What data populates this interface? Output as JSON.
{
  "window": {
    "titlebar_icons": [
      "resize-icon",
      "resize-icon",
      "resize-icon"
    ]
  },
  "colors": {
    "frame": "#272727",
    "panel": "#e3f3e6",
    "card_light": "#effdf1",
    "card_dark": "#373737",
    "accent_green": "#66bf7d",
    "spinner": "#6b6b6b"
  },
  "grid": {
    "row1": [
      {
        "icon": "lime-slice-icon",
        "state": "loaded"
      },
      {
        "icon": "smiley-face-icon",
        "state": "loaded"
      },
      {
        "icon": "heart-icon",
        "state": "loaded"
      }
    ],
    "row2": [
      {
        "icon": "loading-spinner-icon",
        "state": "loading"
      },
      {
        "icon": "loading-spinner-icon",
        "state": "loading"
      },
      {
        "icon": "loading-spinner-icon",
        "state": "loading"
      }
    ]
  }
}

* * *

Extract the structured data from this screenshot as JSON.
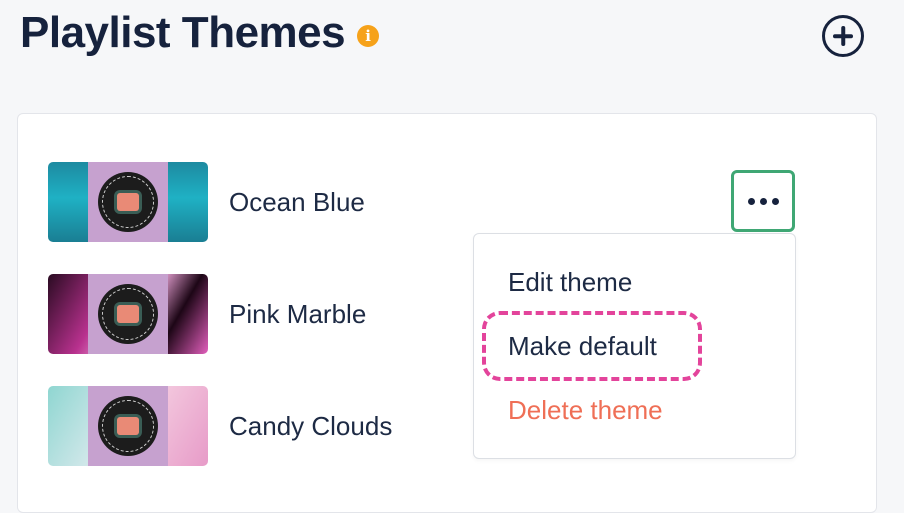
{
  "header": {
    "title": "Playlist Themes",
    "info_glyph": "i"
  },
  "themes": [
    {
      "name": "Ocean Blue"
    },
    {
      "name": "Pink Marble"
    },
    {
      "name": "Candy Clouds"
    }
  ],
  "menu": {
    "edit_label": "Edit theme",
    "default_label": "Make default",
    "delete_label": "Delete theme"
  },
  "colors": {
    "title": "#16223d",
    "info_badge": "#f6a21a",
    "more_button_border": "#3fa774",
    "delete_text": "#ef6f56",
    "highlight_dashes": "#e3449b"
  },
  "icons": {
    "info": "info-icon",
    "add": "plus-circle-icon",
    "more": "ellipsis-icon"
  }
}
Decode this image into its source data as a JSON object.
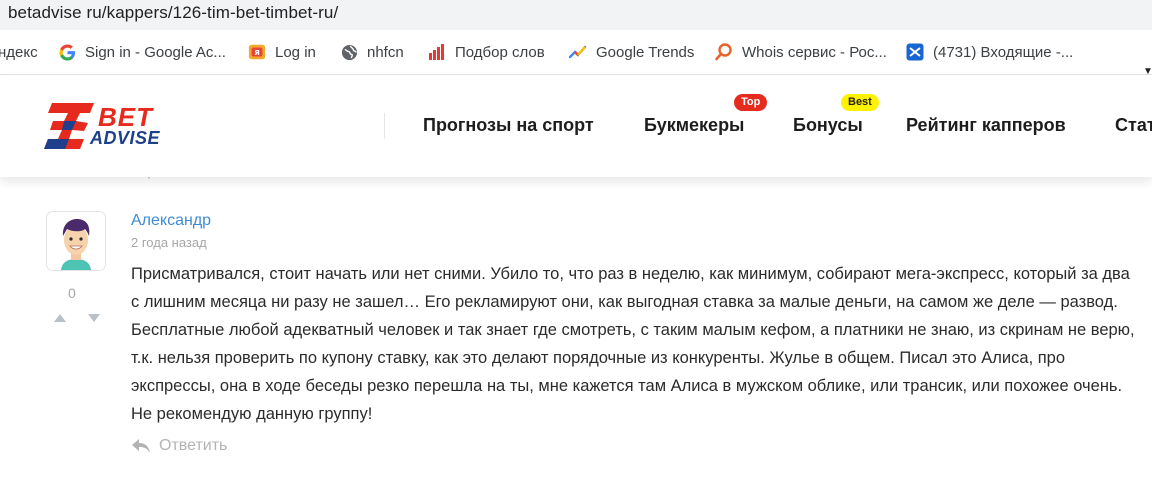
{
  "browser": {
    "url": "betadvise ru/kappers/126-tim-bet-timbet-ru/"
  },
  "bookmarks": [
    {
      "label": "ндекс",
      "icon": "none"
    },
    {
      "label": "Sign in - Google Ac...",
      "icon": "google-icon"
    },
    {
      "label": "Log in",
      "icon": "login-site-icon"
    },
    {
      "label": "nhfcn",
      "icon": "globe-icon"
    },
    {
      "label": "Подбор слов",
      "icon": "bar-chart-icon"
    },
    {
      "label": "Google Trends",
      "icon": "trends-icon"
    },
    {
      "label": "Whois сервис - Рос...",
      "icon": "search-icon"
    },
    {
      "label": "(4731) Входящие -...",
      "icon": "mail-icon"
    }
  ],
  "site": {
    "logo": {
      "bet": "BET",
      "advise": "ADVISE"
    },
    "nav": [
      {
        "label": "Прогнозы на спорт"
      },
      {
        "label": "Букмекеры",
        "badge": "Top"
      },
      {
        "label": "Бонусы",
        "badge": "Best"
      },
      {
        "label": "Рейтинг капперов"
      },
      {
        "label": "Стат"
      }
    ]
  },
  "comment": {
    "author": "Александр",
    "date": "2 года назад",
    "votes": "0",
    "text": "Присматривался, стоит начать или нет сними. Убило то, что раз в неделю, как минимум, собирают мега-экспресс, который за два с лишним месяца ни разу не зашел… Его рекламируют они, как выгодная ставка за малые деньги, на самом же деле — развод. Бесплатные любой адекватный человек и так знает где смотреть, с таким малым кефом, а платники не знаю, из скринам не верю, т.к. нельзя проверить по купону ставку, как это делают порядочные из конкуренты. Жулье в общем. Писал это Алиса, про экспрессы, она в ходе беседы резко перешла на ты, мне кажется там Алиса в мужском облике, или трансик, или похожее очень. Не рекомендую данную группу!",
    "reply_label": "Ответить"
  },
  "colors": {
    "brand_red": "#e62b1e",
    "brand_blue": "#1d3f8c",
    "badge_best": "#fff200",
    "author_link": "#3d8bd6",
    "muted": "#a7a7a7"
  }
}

▸ **EXERCISE INSTRUCTIONS**:
Copy all the lines above that hold the string "data".

▸ **THE ANSWER**:
What data populates this interface? Output as JSON.
Extract the structured data from this screenshot as JSON.
Decode this image into its source data as a JSON object.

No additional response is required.